■ REQUIREMENT ■
All entries must be extracted exactly, with nothing added or dropped.

■ EXERCISE DATA ■
◆ ◆ ◆

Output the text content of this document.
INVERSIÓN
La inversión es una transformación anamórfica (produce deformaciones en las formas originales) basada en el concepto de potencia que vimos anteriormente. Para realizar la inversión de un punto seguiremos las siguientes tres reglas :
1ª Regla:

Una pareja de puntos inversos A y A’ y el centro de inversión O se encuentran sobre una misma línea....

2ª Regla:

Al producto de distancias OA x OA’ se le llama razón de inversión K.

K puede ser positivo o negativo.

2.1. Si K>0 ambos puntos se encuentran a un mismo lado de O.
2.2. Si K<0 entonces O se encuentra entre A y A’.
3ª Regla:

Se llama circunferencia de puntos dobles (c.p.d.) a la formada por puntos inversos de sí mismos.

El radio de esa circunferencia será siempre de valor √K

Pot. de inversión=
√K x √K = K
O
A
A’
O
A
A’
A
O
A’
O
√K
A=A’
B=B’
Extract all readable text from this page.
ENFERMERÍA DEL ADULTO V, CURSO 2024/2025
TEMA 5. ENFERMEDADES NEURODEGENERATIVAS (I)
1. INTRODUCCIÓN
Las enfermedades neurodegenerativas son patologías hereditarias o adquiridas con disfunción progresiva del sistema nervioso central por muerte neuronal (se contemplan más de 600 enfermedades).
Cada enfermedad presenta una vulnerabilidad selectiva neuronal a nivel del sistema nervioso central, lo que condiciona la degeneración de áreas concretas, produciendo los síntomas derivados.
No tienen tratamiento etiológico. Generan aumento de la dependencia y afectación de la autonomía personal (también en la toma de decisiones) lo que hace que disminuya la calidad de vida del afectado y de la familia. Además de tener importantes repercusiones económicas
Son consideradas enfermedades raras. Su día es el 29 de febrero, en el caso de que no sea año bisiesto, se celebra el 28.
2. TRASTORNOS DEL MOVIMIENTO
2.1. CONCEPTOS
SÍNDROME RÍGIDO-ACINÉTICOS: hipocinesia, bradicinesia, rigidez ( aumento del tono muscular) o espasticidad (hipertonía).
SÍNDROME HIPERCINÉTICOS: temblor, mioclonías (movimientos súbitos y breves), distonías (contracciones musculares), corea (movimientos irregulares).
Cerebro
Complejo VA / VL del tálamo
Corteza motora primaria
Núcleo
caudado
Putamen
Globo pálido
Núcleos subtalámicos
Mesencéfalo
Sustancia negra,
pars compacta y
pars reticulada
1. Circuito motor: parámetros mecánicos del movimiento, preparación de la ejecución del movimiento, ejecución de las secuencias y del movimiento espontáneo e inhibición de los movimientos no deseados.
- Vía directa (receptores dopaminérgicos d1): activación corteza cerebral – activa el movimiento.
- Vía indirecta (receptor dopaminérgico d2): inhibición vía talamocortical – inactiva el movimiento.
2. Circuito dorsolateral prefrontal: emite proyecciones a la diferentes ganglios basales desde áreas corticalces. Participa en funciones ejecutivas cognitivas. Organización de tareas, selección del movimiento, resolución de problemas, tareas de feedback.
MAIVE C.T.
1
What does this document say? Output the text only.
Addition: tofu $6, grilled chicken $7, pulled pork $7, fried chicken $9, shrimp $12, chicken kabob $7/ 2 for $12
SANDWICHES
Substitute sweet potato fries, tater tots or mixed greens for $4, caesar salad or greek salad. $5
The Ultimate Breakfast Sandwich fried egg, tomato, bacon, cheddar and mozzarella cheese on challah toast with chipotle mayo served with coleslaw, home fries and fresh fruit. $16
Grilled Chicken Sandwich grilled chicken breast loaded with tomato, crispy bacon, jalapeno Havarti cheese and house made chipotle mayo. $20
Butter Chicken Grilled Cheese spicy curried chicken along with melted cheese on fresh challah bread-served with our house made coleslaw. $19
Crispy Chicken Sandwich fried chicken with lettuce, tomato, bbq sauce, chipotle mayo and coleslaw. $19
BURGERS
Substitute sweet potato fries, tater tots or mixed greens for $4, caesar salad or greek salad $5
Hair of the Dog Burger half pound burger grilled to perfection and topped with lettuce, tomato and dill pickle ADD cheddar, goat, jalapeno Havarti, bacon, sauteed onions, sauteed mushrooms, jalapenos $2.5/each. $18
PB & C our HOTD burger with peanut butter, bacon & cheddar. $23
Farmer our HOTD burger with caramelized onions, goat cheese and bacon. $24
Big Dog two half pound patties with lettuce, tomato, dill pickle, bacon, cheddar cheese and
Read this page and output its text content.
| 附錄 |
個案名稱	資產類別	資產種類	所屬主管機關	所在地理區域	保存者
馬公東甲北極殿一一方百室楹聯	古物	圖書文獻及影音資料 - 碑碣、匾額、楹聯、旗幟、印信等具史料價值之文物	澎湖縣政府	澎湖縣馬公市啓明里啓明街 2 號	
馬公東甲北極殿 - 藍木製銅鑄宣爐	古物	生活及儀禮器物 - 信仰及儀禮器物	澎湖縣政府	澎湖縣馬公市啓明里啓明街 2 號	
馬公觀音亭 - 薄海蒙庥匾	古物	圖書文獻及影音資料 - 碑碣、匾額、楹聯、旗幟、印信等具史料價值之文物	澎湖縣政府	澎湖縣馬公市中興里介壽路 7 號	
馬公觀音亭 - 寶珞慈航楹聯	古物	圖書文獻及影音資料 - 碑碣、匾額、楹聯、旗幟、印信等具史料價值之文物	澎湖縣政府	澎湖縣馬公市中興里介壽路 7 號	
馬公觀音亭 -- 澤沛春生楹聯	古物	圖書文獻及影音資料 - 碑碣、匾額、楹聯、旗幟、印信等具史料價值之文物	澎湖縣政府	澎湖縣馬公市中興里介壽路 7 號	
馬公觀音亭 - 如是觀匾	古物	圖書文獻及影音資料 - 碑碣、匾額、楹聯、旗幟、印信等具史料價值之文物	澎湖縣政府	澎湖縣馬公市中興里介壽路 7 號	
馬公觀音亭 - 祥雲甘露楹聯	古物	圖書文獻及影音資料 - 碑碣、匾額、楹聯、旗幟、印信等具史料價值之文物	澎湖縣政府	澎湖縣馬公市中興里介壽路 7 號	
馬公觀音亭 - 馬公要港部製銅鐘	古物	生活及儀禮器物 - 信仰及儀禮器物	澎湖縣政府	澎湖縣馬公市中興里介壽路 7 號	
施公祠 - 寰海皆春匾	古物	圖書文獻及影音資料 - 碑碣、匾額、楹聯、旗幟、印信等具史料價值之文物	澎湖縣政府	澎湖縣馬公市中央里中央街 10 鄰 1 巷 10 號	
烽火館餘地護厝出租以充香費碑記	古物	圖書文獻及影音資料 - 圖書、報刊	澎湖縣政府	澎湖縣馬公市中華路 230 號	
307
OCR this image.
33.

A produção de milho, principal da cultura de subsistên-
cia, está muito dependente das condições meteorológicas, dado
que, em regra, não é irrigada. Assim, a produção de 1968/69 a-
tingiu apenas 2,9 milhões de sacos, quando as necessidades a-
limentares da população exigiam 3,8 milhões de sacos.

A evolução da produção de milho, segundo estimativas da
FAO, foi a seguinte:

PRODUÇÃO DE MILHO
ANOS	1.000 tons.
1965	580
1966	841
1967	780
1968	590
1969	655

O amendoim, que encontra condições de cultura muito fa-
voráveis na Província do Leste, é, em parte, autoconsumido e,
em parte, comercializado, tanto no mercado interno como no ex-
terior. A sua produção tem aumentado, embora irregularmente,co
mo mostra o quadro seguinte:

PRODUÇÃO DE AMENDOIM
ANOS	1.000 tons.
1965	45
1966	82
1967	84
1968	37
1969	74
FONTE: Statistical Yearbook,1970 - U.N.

◆ ◆ ◆

■ FULL ANSWER ■
Output the text content of this document.
INVERSIÓN
La inversión es una transformación anamórfica (produce deformaciones en las formas originales) basada en el concepto de potencia que vimos anteriormente. Para realizar la inversión de un punto seguiremos las siguientes tres reglas :
1ª Regla:

Una pareja de puntos inversos A y A’ y el centro de inversión O se encuentran sobre una misma línea....

2ª Regla:

Al producto de distancias OA x OA’ se le llama razón de inversión K.

K puede ser positivo o negativo.

2.1. Si K>0 ambos puntos se encuentran a un mismo lado de O.
2.2. Si K<0 entonces O se encuentra entre A y A’.
3ª Regla:

Se llama circunferencia de puntos dobles (c.p.d.) a la formada por puntos inversos de sí mismos.

El radio de esa circunferencia será siempre de valor √K

Pot. de inversión=
√K x √K = K
O
A
A’
O
A
A’
A
O
A’
O
√K
A=A’
B=B’
Extract all readable text from this page.
ENFERMERÍA DEL ADULTO V, CURSO 2024/2025
TEMA 5. ENFERMEDADES NEURODEGENERATIVAS (I)
1. INTRODUCCIÓN
Las enfermedades neurodegenerativas son patologías hereditarias o adquiridas con disfunción progresiva del sistema nervioso central por muerte neuronal (se contemplan más de 600 enfermedades).
Cada enfermedad presenta una vulnerabilidad selectiva neuronal a nivel del sistema nervioso central, lo que condiciona la degeneración de áreas concretas, produciendo los síntomas derivados.
No tienen tratamiento etiológico. Generan aumento de la dependencia y afectación de la autonomía personal (también en la toma de decisiones) lo que hace que disminuya la calidad de vida del afectado y de la familia. Además de tener importantes repercusiones económicas
Son consideradas enfermedades raras. Su día es el 29 de febrero, en el caso de que no sea año bisiesto, se celebra el 28.
2. TRASTORNOS DEL MOVIMIENTO
2.1. CONCEPTOS
SÍNDROME RÍGIDO-ACINÉTICOS: hipocinesia, bradicinesia, rigidez ( aumento del tono muscular) o espasticidad (hipertonía).
SÍNDROME HIPERCINÉTICOS: temblor, mioclonías (movimientos súbitos y breves), distonías (contracciones musculares), corea (movimientos irregulares).
Cerebro
Complejo VA / VL del tálamo
Corteza motora primaria
Núcleo
caudado
Putamen
Globo pálido
Núcleos subtalámicos
Mesencéfalo
Sustancia negra,
pars compacta y
pars reticulada
1. Circuito motor: parámetros mecánicos del movimiento, preparación de la ejecución del movimiento, ejecución de las secuencias y del movimiento espontáneo e inhibición de los movimientos no deseados.
- Vía directa (receptores dopaminérgicos d1): activación corteza cerebral – activa el movimiento.
- Vía indirecta (receptor dopaminérgico d2): inhibición vía talamocortical – inactiva el movimiento.
2. Circuito dorsolateral prefrontal: emite proyecciones a la diferentes ganglios basales desde áreas corticalces. Participa en funciones ejecutivas cognitivas. Organización de tareas, selección del movimiento, resolución de problemas, tareas de feedback.
MAIVE C.T.
1
What does this document say? Output the text only.
Addition: tofu $6, grilled chicken $7, pulled pork $7, fried chicken $9, shrimp $12, chicken kabob $7/ 2 for $12
SANDWICHES
Substitute sweet potato fries, tater tots or mixed greens for $4, caesar salad or greek salad. $5
The Ultimate Breakfast Sandwich fried egg, tomato, bacon, cheddar and mozzarella cheese on challah toast with chipotle mayo served with coleslaw, home fries and fresh fruit. $16
Grilled Chicken Sandwich grilled chicken breast loaded with tomato, crispy bacon, jalapeno Havarti cheese and house made chipotle mayo. $20
Butter Chicken Grilled Cheese spicy curried chicken along with melted cheese on fresh challah bread-served with our house made coleslaw. $19
Crispy Chicken Sandwich fried chicken with lettuce, tomato, bbq sauce, chipotle mayo and coleslaw. $19
BURGERS
Substitute sweet potato fries, tater tots or mixed greens for $4, caesar salad or greek salad $5
Hair of the Dog Burger half pound burger grilled to perfection and topped with lettuce, tomato and dill pickle ADD cheddar, goat, jalapeno Havarti, bacon, sauteed onions, sauteed mushrooms, jalapenos $2.5/each. $18
PB & C our HOTD burger with peanut butter, bacon & cheddar. $23
Farmer our HOTD burger with caramelized onions, goat cheese and bacon. $24
Big Dog two half pound patties with lettuce, tomato, dill pickle, bacon, cheddar cheese and
Read this page and output its text content.
| 附錄 |
個案名稱	資產類別	資產種類	所屬主管機關	所在地理區域	保存者
馬公東甲北極殿一一方百室楹聯	古物	圖書文獻及影音資料 - 碑碣、匾額、楹聯、旗幟、印信等具史料價值之文物	澎湖縣政府	澎湖縣馬公市啓明里啓明街 2 號	
馬公東甲北極殿 - 藍木製銅鑄宣爐	古物	生活及儀禮器物 - 信仰及儀禮器物	澎湖縣政府	澎湖縣馬公市啓明里啓明街 2 號	
馬公觀音亭 - 薄海蒙庥匾	古物	圖書文獻及影音資料 - 碑碣、匾額、楹聯、旗幟、印信等具史料價值之文物	澎湖縣政府	澎湖縣馬公市中興里介壽路 7 號	
馬公觀音亭 - 寶珞慈航楹聯	古物	圖書文獻及影音資料 - 碑碣、匾額、楹聯、旗幟、印信等具史料價值之文物	澎湖縣政府	澎湖縣馬公市中興里介壽路 7 號	
馬公觀音亭 -- 澤沛春生楹聯	古物	圖書文獻及影音資料 - 碑碣、匾額、楹聯、旗幟、印信等具史料價值之文物	澎湖縣政府	澎湖縣馬公市中興里介壽路 7 號	
馬公觀音亭 - 如是觀匾	古物	圖書文獻及影音資料 - 碑碣、匾額、楹聯、旗幟、印信等具史料價值之文物	澎湖縣政府	澎湖縣馬公市中興里介壽路 7 號	
馬公觀音亭 - 祥雲甘露楹聯	古物	圖書文獻及影音資料 - 碑碣、匾額、楹聯、旗幟、印信等具史料價值之文物	澎湖縣政府	澎湖縣馬公市中興里介壽路 7 號	
馬公觀音亭 - 馬公要港部製銅鐘	古物	生活及儀禮器物 - 信仰及儀禮器物	澎湖縣政府	澎湖縣馬公市中興里介壽路 7 號	
施公祠 - 寰海皆春匾	古物	圖書文獻及影音資料 - 碑碣、匾額、楹聯、旗幟、印信等具史料價值之文物	澎湖縣政府	澎湖縣馬公市中央里中央街 10 鄰 1 巷 10 號	
烽火館餘地護厝出租以充香費碑記	古物	圖書文獻及影音資料 - 圖書、報刊	澎湖縣政府	澎湖縣馬公市中華路 230 號	
307
OCR this image.
33.

A produção de milho, principal da cultura de subsistên-
cia, está muito dependente das condições meteorológicas, dado
que, em regra, não é irrigada. Assim, a produção de 1968/69 a-
tingiu apenas 2,9 milhões de sacos, quando as necessidades a-
limentares da população exigiam 3,8 milhões de sacos.

A evolução da produção de milho, segundo estimativas da
FAO, foi a seguinte:

PRODUÇÃO DE MILHO
ANOS	1.000 tons.
1965	580
1966	841
1967	780
1968	590
1969	655

O amendoim, que encontra condições de cultura muito fa-
voráveis na Província do Leste, é, em parte, autoconsumido e,
em parte, comercializado, tanto no mercado interno como no ex-
terior. A sua produção tem aumentado, embora irregularmente,co
mo mostra o quadro seguinte:

PRODUÇÃO DE AMENDOIM
ANOS	1.000 tons.
1965	45
1966	82
1967	84
1968	37
1969	74
FONTE: Statistical Yearbook,1970 - U.N.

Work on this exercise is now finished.